Given task: Find every line below that contains the word "icon" and copy it out.

-- Start of Records for this task --

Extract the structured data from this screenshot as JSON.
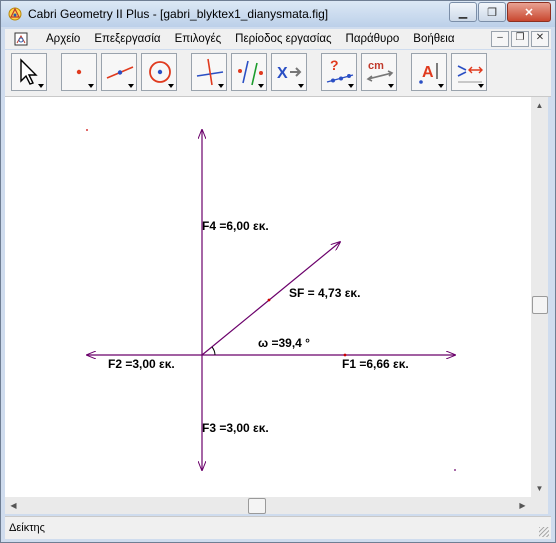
{
  "window": {
    "title": "Cabri Geometry II Plus - [gabri_blyktex1_dianysmata.fig]",
    "minimize_glyph": "▁",
    "restore_glyph": "❐",
    "close_glyph": "✕"
  },
  "menu": {
    "items": [
      "Αρχείο",
      "Επεξεργασία",
      "Επιλογές",
      "Περίοδος εργασίας",
      "Παράθυρο",
      "Βοήθεια"
    ],
    "mdi_min": "–",
    "mdi_restore": "❐",
    "mdi_close": "✕"
  },
  "toolbar": {
    "tools": [
      {
        "icon": "pointer-icon"
      },
      {
        "icon": "point-icon"
      },
      {
        "icon": "line-icon"
      },
      {
        "icon": "circle-icon"
      },
      {
        "icon": "construct-icon"
      },
      {
        "icon": "transform-icon"
      },
      {
        "icon": "macro-icon"
      },
      {
        "icon": "check-property-icon"
      },
      {
        "icon": "measure-icon"
      },
      {
        "icon": "display-icon"
      },
      {
        "icon": "draw-icon"
      }
    ],
    "cm_text": "cm",
    "question_text": "?",
    "x_text": "X",
    "a_text": "A"
  },
  "canvas": {
    "labels": {
      "f4": "F4 =6,00 εκ.",
      "sf": "SF = 4,73 εκ.",
      "omega": "ω =39,4 °",
      "f2": "F2 =3,00 εκ.",
      "f1": "F1 =6,66 εκ.",
      "f3": "F3 =3,00 εκ."
    },
    "colors": {
      "vector": "#6b006b",
      "point": "#cc0000"
    }
  },
  "scrollbars": {
    "up": "▲",
    "down": "▼",
    "left": "◀",
    "right": "▶"
  },
  "status": {
    "text": "Δείκτης"
  }
}
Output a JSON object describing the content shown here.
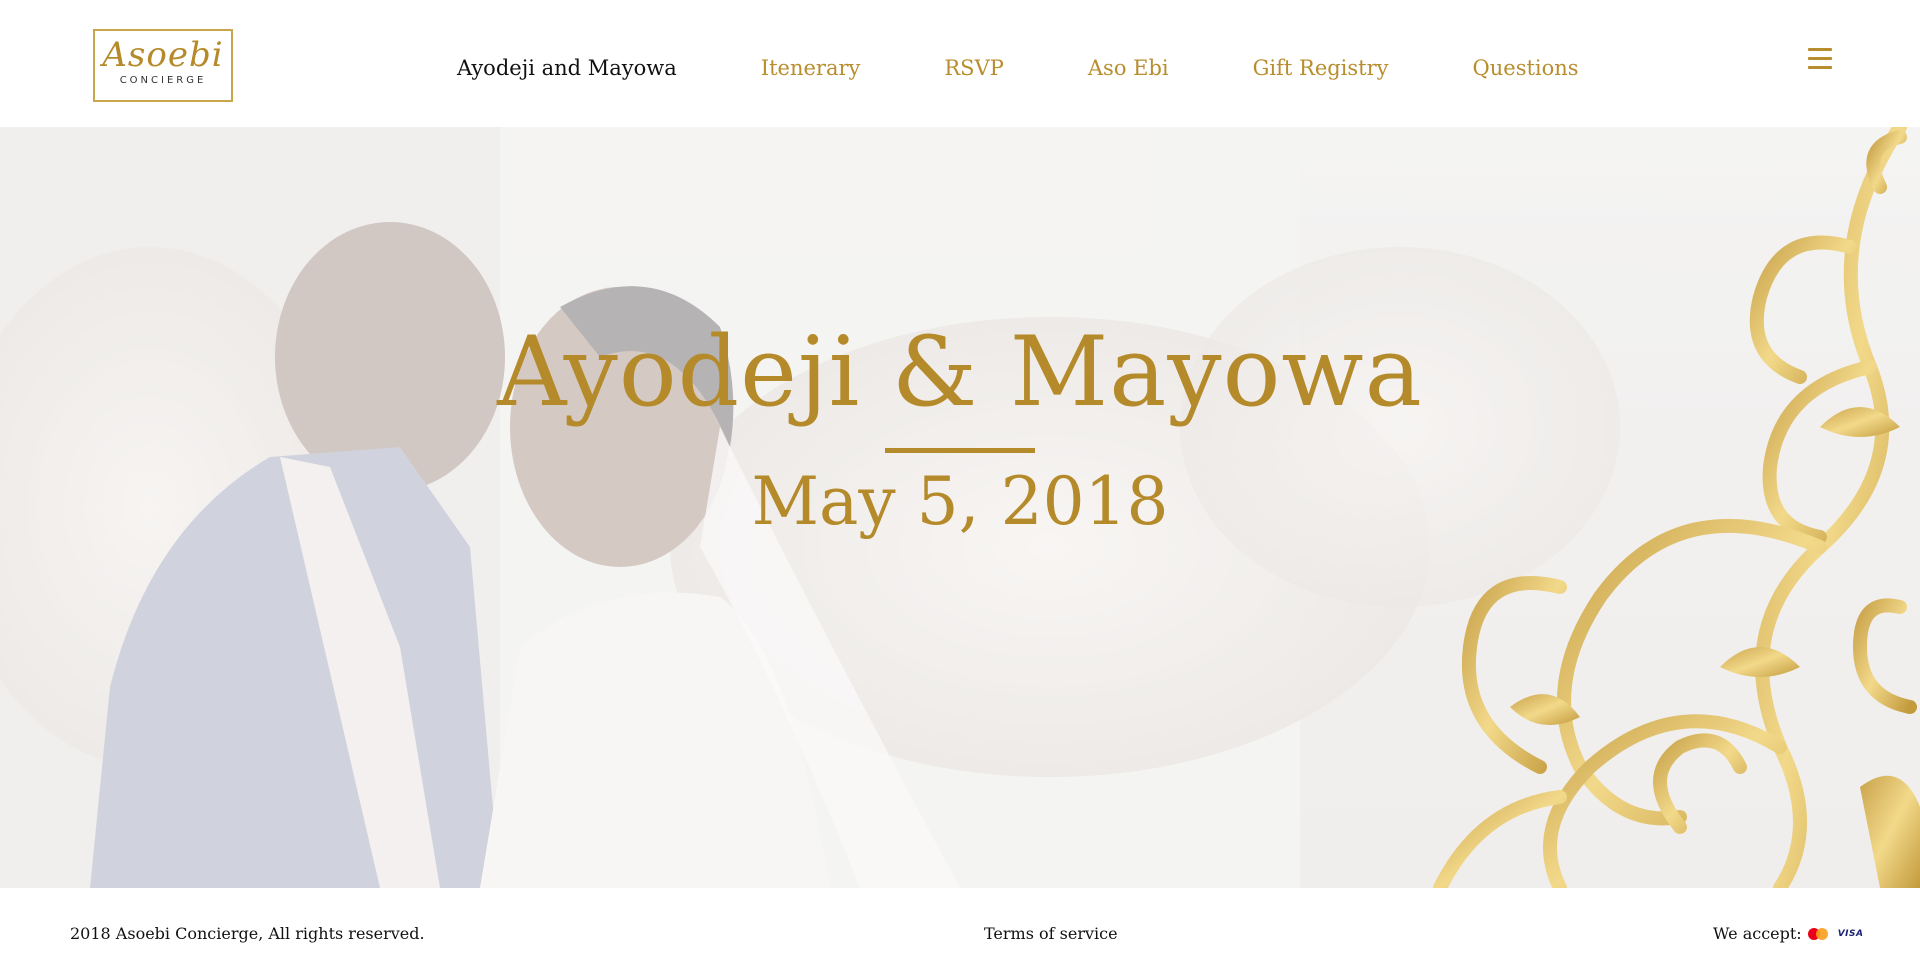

-- End of Records for this task --

In response:
        "icon": "pointer-icon"
        "icon": "point-icon"
        "icon": "line-icon"
        "icon": "circle-icon"
        "icon": "construct-icon"
        "icon": "transform-icon"
        "icon": "macro-icon"
        "icon": "check-property-icon"
        "icon": "measure-icon"
        "icon": "display-icon"
        "icon": "draw-icon"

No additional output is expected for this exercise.